> **Dataset records**:

::::::

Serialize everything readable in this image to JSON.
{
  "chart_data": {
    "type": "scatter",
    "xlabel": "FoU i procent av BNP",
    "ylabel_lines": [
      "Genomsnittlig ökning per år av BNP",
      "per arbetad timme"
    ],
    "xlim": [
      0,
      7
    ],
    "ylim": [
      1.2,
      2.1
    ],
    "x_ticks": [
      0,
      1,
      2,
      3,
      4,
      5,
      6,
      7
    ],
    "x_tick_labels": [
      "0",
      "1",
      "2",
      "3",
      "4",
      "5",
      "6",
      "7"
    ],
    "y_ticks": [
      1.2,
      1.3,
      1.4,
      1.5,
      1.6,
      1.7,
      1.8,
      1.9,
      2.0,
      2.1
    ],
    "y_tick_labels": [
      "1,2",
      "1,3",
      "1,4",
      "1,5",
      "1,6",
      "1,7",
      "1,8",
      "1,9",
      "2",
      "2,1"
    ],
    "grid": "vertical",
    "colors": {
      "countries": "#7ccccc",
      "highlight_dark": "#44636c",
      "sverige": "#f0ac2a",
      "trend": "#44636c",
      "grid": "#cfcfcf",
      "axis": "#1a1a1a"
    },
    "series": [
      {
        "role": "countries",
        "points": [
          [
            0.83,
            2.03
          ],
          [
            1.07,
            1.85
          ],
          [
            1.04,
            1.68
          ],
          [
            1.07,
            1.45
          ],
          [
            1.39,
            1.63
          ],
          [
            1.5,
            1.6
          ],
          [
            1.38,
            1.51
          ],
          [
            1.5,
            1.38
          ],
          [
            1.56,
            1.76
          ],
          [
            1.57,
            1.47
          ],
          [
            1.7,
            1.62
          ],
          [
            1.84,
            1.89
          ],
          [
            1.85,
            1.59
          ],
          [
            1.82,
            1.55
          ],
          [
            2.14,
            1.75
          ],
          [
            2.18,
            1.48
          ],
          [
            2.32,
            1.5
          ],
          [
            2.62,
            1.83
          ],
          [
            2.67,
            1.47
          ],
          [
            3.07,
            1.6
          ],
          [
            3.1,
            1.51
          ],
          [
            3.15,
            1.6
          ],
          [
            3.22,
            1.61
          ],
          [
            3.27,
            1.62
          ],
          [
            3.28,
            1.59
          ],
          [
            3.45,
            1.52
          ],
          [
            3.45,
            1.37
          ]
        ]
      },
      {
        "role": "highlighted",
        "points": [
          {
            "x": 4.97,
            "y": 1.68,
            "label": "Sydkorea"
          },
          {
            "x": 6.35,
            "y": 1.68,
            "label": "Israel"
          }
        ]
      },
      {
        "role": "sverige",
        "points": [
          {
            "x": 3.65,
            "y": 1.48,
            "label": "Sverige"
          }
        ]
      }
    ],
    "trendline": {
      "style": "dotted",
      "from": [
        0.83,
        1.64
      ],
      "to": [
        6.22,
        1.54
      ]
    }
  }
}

::::::

Restate all of the data above. Match it word for word.

> **Written answer**:
Serialize everything readable in this image to JSON.
{
  "chart_data": {
    "type": "scatter",
    "xlabel": "FoU i procent av BNP",
    "ylabel_lines": [
      "Genomsnittlig ökning per år av BNP",
      "per arbetad timme"
    ],
    "xlim": [
      0,
      7
    ],
    "ylim": [
      1.2,
      2.1
    ],
    "x_ticks": [
      0,
      1,
      2,
      3,
      4,
      5,
      6,
      7
    ],
    "x_tick_labels": [
      "0",
      "1",
      "2",
      "3",
      "4",
      "5",
      "6",
      "7"
    ],
    "y_ticks": [
      1.2,
      1.3,
      1.4,
      1.5,
      1.6,
      1.7,
      1.8,
      1.9,
      2.0,
      2.1
    ],
    "y_tick_labels": [
      "1,2",
      "1,3",
      "1,4",
      "1,5",
      "1,6",
      "1,7",
      "1,8",
      "1,9",
      "2",
      "2,1"
    ],
    "grid": "vertical",
    "colors": {
      "countries": "#7ccccc",
      "highlight_dark": "#44636c",
      "sverige": "#f0ac2a",
      "trend": "#44636c",
      "grid": "#cfcfcf",
      "axis": "#1a1a1a"
    },
    "series": [
      {
        "role": "countries",
        "points": [
          [
            0.83,
            2.03
          ],
          [
            1.07,
            1.85
          ],
          [
            1.04,
            1.68
          ],
          [
            1.07,
            1.45
          ],
          [
            1.39,
            1.63
          ],
          [
            1.5,
            1.6
          ],
          [
            1.38,
            1.51
          ],
          [
            1.5,
            1.38
          ],
          [
            1.56,
            1.76
          ],
          [
            1.57,
            1.47
          ],
          [
            1.7,
            1.62
          ],
          [
            1.84,
            1.89
          ],
          [
            1.85,
            1.59
          ],
          [
            1.82,
            1.55
          ],
          [
            2.14,
            1.75
          ],
          [
            2.18,
            1.48
          ],
          [
            2.32,
            1.5
          ],
          [
            2.62,
            1.83
          ],
          [
            2.67,
            1.47
          ],
          [
            3.07,
            1.6
          ],
          [
            3.1,
            1.51
          ],
          [
            3.15,
            1.6
          ],
          [
            3.22,
            1.61
          ],
          [
            3.27,
            1.62
          ],
          [
            3.28,
            1.59
          ],
          [
            3.45,
            1.52
          ],
          [
            3.45,
            1.37
          ]
        ]
      },
      {
        "role": "highlighted",
        "points": [
          {
            "x": 4.97,
            "y": 1.68,
            "label": "Sydkorea"
          },
          {
            "x": 6.35,
            "y": 1.68,
            "label": "Israel"
          }
        ]
      },
      {
        "role": "sverige",
        "points": [
          {
            "x": 3.65,
            "y": 1.48,
            "label": "Sverige"
          }
        ]
      }
    ],
    "trendline": {
      "style": "dotted",
      "from": [
        0.83,
        1.64
      ],
      "to": [
        6.22,
        1.54
      ]
    }
  }
}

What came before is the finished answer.